▶ **WHAT YOU ARE ASKED TO DO**: Using the entries below, copy out all lines where "group" is found.

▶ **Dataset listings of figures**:

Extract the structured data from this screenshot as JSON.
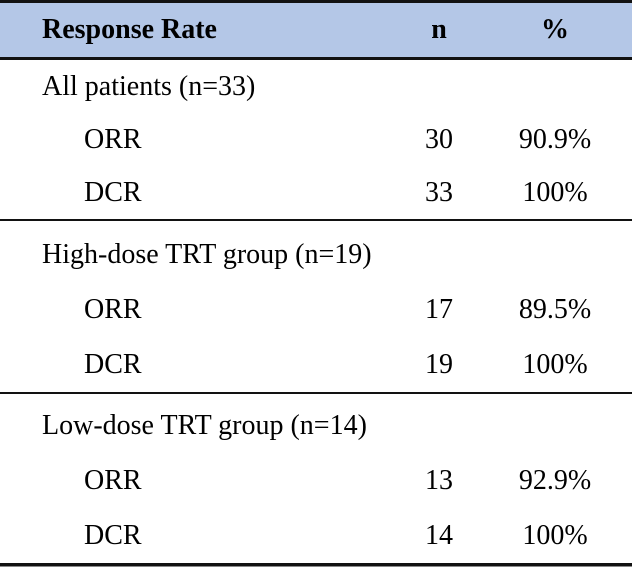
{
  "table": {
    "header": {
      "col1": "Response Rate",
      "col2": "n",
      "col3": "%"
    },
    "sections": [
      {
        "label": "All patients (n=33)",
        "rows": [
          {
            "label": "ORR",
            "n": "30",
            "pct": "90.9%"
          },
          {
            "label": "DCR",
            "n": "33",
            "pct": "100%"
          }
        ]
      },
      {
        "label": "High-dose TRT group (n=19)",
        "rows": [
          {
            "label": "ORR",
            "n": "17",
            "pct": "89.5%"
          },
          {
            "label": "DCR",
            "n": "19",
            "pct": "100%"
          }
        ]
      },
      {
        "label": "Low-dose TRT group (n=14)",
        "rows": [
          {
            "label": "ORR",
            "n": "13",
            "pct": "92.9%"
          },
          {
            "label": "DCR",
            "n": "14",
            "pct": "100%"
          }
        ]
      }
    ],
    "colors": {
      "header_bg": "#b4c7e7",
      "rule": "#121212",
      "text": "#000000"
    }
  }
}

▶ **SOLUTION TO THIS TASK**:
        "label": "High-dose TRT group (n=19)",
        "label": "Low-dose TRT group (n=14)",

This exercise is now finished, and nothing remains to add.